• Exercise goal
Copy all lines holding the word "What" from the entries.

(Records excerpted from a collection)
━━━━━━━━

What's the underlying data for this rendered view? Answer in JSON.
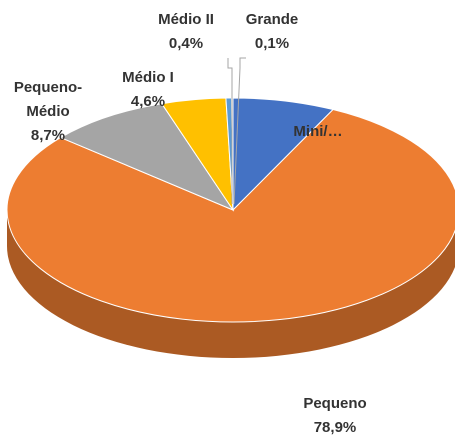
{
  "chart_data": {
    "type": "pie",
    "categories": [
      "Mini/…",
      "Pequeno",
      "Pequeno-Médio",
      "Médio I",
      "Médio II",
      "Grande"
    ],
    "values": [
      7.3,
      78.9,
      8.7,
      4.6,
      0.4,
      0.1
    ],
    "value_labels": [
      null,
      "78,9%",
      "8,7%",
      "4,6%",
      "0,4%",
      "0,1%"
    ],
    "colors": [
      "#4472c4",
      "#ed7d31",
      "#a5a5a5",
      "#ffc000",
      "#5b9bd5",
      "#70ad47"
    ]
  }
}
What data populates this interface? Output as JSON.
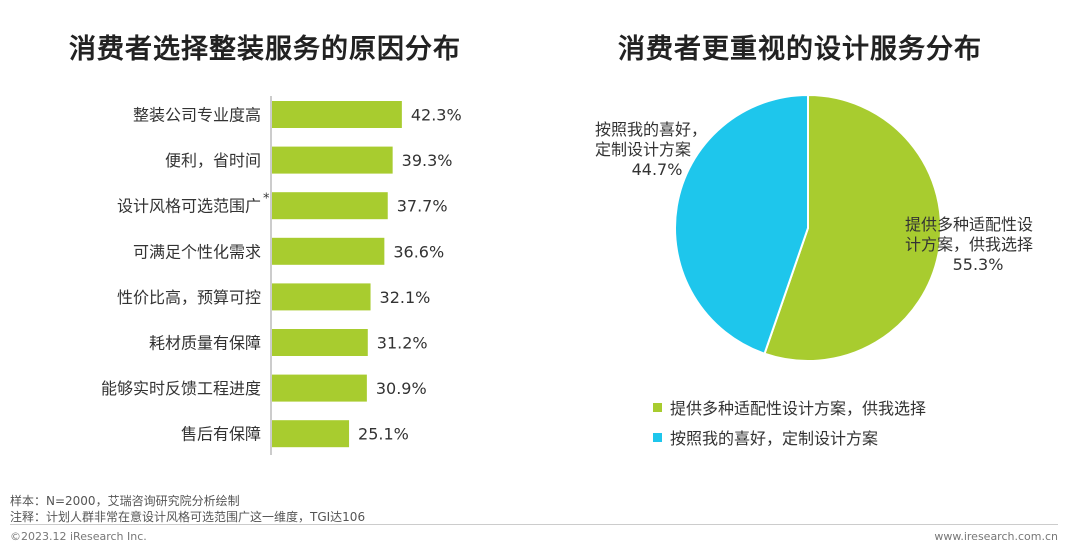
{
  "left_title": "消费者选择整装服务的原因分布",
  "right_title": "消费者更重视的设计服务分布",
  "chart_data": [
    {
      "type": "bar",
      "orientation": "horizontal",
      "title": "消费者选择整装服务的原因分布",
      "categories": [
        "整装公司专业度高",
        "便利，省时间",
        "设计风格可选范围广",
        "可满足个性化需求",
        "性价比高，预算可控",
        "耗材质量有保障",
        "能够实时反馈工程进度",
        "售后有保障"
      ],
      "category_footnote": {
        "index": 2,
        "mark": "*"
      },
      "values": [
        42.3,
        39.3,
        37.7,
        36.6,
        32.1,
        31.2,
        30.9,
        25.1
      ],
      "value_labels": [
        "42.3%",
        "39.3%",
        "37.7%",
        "36.6%",
        "32.1%",
        "31.2%",
        "30.9%",
        "25.1%"
      ],
      "color": "#a8cc2f",
      "xlim": [
        0,
        50
      ]
    },
    {
      "type": "pie",
      "title": "消费者更重视的设计服务分布",
      "slices": [
        {
          "label": "提供多种适配性设计方案，供我选择",
          "chart_label_lines": [
            "提供多种适配性设",
            "计方案，供我选择"
          ],
          "value": 55.3,
          "value_label": "55.3%",
          "color": "#a8cc2f"
        },
        {
          "label": "按照我的喜好，定制设计方案",
          "chart_label_lines": [
            "按照我的喜好，",
            "定制设计方案"
          ],
          "value": 44.7,
          "value_label": "44.7%",
          "color": "#1ec6ec"
        }
      ],
      "legend_position": "bottom"
    }
  ],
  "footer": {
    "sample": "样本：N=2000，艾瑞咨询研究院分析绘制",
    "remark": "注释：计划人群非常在意设计风格可选范围广这一维度，TGI达106",
    "copyright": "©2023.12 iResearch Inc.",
    "website": "www.iresearch.com.cn"
  }
}
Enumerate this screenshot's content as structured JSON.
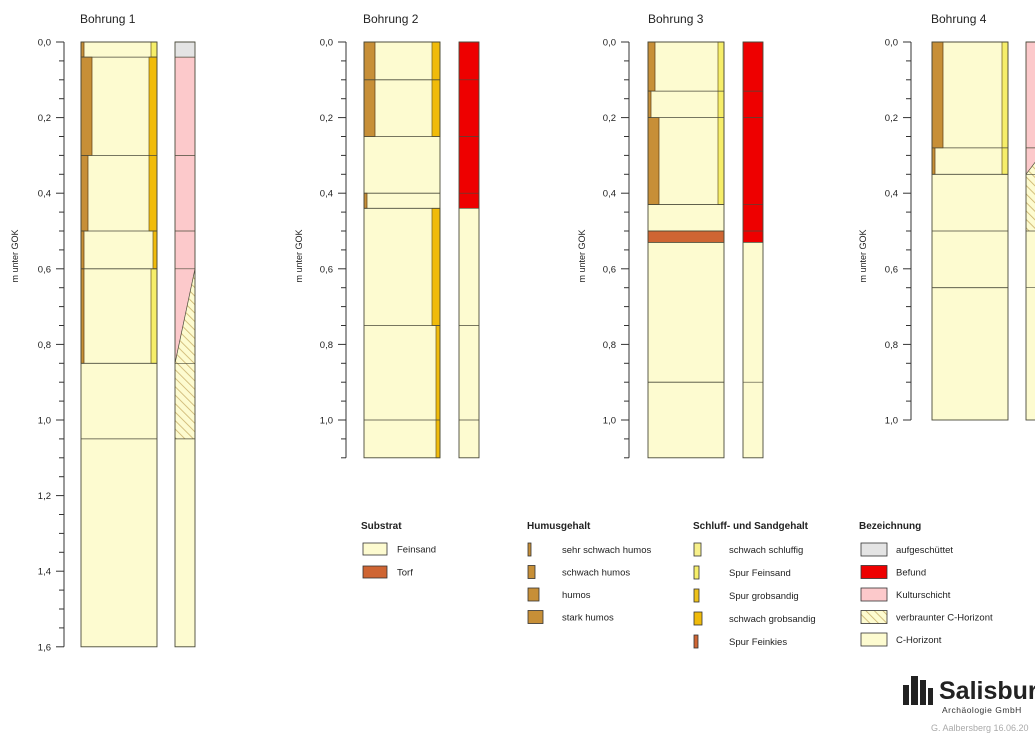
{
  "diagram": {
    "depth_unit_label": "m unter GOK",
    "boreholes": [
      {
        "title": "Bohrung 1",
        "max_depth": 1.6,
        "tick_labels": [
          "0,0",
          "0,2",
          "0,4",
          "0,6",
          "0,8",
          "1,0",
          "1,2",
          "1,4",
          "1,6"
        ],
        "layers": [
          [
            0,
            0.04
          ],
          [
            0.04,
            0.3
          ],
          [
            0.3,
            0.5
          ],
          [
            0.5,
            0.6
          ],
          [
            0.6,
            0.85
          ],
          [
            0.85,
            1.05
          ],
          [
            1.05,
            1.6
          ]
        ],
        "humus": [
          {
            "from": 0,
            "to": 0.04,
            "class": "sehr schwach humos"
          },
          {
            "from": 0.04,
            "to": 0.3,
            "class": "humos"
          },
          {
            "from": 0.3,
            "to": 0.5,
            "class": "schwach humos"
          },
          {
            "from": 0.5,
            "to": 0.6,
            "class": "sehr schwach humos"
          },
          {
            "from": 0.6,
            "to": 0.85,
            "class": "sehr schwach humos"
          }
        ],
        "silt_sand": [
          {
            "from": 0,
            "to": 0.04,
            "class": "Spur Feinsand"
          },
          {
            "from": 0.04,
            "to": 0.5,
            "class": "schwach grobsandig"
          },
          {
            "from": 0.5,
            "to": 0.6,
            "class": "Spur grobsandig"
          },
          {
            "from": 0.6,
            "to": 0.85,
            "class": "Spur Feinsand"
          }
        ],
        "designation": [
          {
            "from": 0,
            "to": 0.04,
            "class": "aufgeschüttet"
          },
          {
            "from": 0.04,
            "to": 0.6,
            "class": "Kulturschicht"
          },
          {
            "shape": "diagonal",
            "from": 0.6,
            "to": 0.85,
            "upper": "Kulturschicht",
            "lower": "verbraunter C-Horizont"
          },
          {
            "from": 0.85,
            "to": 1.05,
            "class": "verbraunter C-Horizont"
          },
          {
            "from": 1.05,
            "to": 1.6,
            "class": "C-Horizont"
          }
        ]
      },
      {
        "title": "Bohrung 2",
        "max_depth": 1.1,
        "tick_labels": [
          "0,0",
          "0,2",
          "0,4",
          "0,6",
          "0,8",
          "1,0"
        ],
        "layers": [
          [
            0,
            0.1
          ],
          [
            0.1,
            0.25
          ],
          [
            0.25,
            0.4
          ],
          [
            0.4,
            0.44
          ],
          [
            0.44,
            0.75
          ],
          [
            0.75,
            1.0
          ],
          [
            1.0,
            1.1
          ]
        ],
        "humus": [
          {
            "from": 0,
            "to": 0.25,
            "class": "humos"
          },
          {
            "from": 0.4,
            "to": 0.44,
            "class": "sehr schwach humos"
          }
        ],
        "silt_sand": [
          {
            "from": 0,
            "to": 0.25,
            "class": "schwach grobsandig"
          },
          {
            "from": 0.44,
            "to": 0.75,
            "class": "schwach grobsandig"
          },
          {
            "from": 0.75,
            "to": 1.1,
            "class": "Spur grobsandig"
          }
        ],
        "designation": [
          {
            "from": 0,
            "to": 0.44,
            "class": "Befund"
          },
          {
            "from": 0.44,
            "to": 1.1,
            "class": "C-Horizont"
          }
        ]
      },
      {
        "title": "Bohrung 3",
        "max_depth": 1.1,
        "tick_labels": [
          "0,0",
          "0,2",
          "0,4",
          "0,6",
          "0,8",
          "1,0"
        ],
        "layers": [
          [
            0,
            0.13
          ],
          [
            0.13,
            0.2
          ],
          [
            0.2,
            0.43
          ],
          [
            0.43,
            0.5
          ],
          [
            0.5,
            0.53
          ],
          [
            0.53,
            0.9
          ],
          [
            0.9,
            1.1
          ]
        ],
        "humus": [
          {
            "from": 0,
            "to": 0.13,
            "class": "schwach humos"
          },
          {
            "from": 0.13,
            "to": 0.2,
            "class": "sehr schwach humos"
          },
          {
            "from": 0.2,
            "to": 0.43,
            "class": "humos"
          }
        ],
        "silt_sand": [
          {
            "from": 0,
            "to": 0.43,
            "class": "Spur Feinsand"
          }
        ],
        "substrate_special": [
          {
            "from": 0.5,
            "to": 0.53,
            "class": "Torf"
          }
        ],
        "designation": [
          {
            "from": 0,
            "to": 0.53,
            "class": "Befund"
          },
          {
            "from": 0.53,
            "to": 1.1,
            "class": "C-Horizont"
          }
        ]
      },
      {
        "title": "Bohrung 4",
        "max_depth": 1.0,
        "tick_labels": [
          "0,0",
          "0,2",
          "0,4",
          "0,6",
          "0,8",
          "1,0"
        ],
        "layers": [
          [
            0,
            0.28
          ],
          [
            0.28,
            0.35
          ],
          [
            0.35,
            0.5
          ],
          [
            0.5,
            0.65
          ],
          [
            0.65,
            1.0
          ]
        ],
        "humus": [
          {
            "from": 0,
            "to": 0.28,
            "class": "humos"
          },
          {
            "from": 0.28,
            "to": 0.35,
            "class": "sehr schwach humos"
          }
        ],
        "silt_sand": [
          {
            "from": 0,
            "to": 0.35,
            "class": "Spur Feinsand"
          }
        ],
        "designation": [
          {
            "from": 0,
            "to": 0.28,
            "class": "Kulturschicht"
          },
          {
            "shape": "diagonal",
            "from": 0.28,
            "to": 0.35,
            "upper": "Kulturschicht",
            "lower": "verbraunter C-Horizont"
          },
          {
            "from": 0.35,
            "to": 0.5,
            "class": "verbraunter C-Horizont"
          },
          {
            "from": 0.5,
            "to": 1.0,
            "class": "C-Horizont"
          }
        ]
      }
    ],
    "legend": {
      "substrat": {
        "title": "Substrat",
        "items": [
          {
            "label": "Feinsand",
            "swatch": "box",
            "color": "#fdfbd0"
          },
          {
            "label": "Torf",
            "swatch": "box",
            "color": "#cf6533"
          }
        ]
      },
      "humusgehalt": {
        "title": "Humusgehalt",
        "items": [
          {
            "label": "sehr schwach humos",
            "width": 3
          },
          {
            "label": "schwach humos",
            "width": 7
          },
          {
            "label": "humos",
            "width": 11
          },
          {
            "label": "stark humos",
            "width": 15
          }
        ]
      },
      "schluff": {
        "title": "Schluff- und Sandgehalt",
        "items": [
          {
            "label": "schwach schluffig",
            "color": "#f7f08a"
          },
          {
            "label": "Spur Feinsand",
            "color": "#f6ee6a"
          },
          {
            "label": "Spur grobsandig",
            "color": "#eec21a"
          },
          {
            "label": "schwach grobsandig",
            "color": "#f0bb0a"
          },
          {
            "label": "Spur Feinkies",
            "color": "#cf6533"
          }
        ]
      },
      "bezeichnung": {
        "title": "Bezeichnung",
        "items": [
          {
            "label": "aufgeschüttet",
            "key": "aufgeschüttet"
          },
          {
            "label": "Befund",
            "key": "Befund"
          },
          {
            "label": "Kulturschicht",
            "key": "Kulturschicht"
          },
          {
            "label": "verbraunter C-Horizont",
            "key": "verbraunter C-Horizont"
          },
          {
            "label": "C-Horizont",
            "key": "C-Horizont"
          }
        ]
      }
    },
    "logo": {
      "name": "Salisbury",
      "subtitle": "Archäologie GmbH"
    },
    "credit": "G. Aalbersberg 16.06.20"
  },
  "colors": {
    "feinsand": "#fdfbd0",
    "torf": "#cf6533",
    "humus": "#c78f37",
    "sand_strong": "#f0bb0a",
    "sand_trace": "#f6ee6a",
    "befund": "#ee0000",
    "kulturschicht": "#fcc9cb",
    "aufgeschuettet": "#e4e4e4",
    "c_horizont": "#fdfbd0",
    "hatch_line": "#c9b06a"
  }
}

━━━━━━━━

• Answer to the problem
What's the underlying data for this rendered view? Answer in JSON.
What data populates this interface? Output as JSON.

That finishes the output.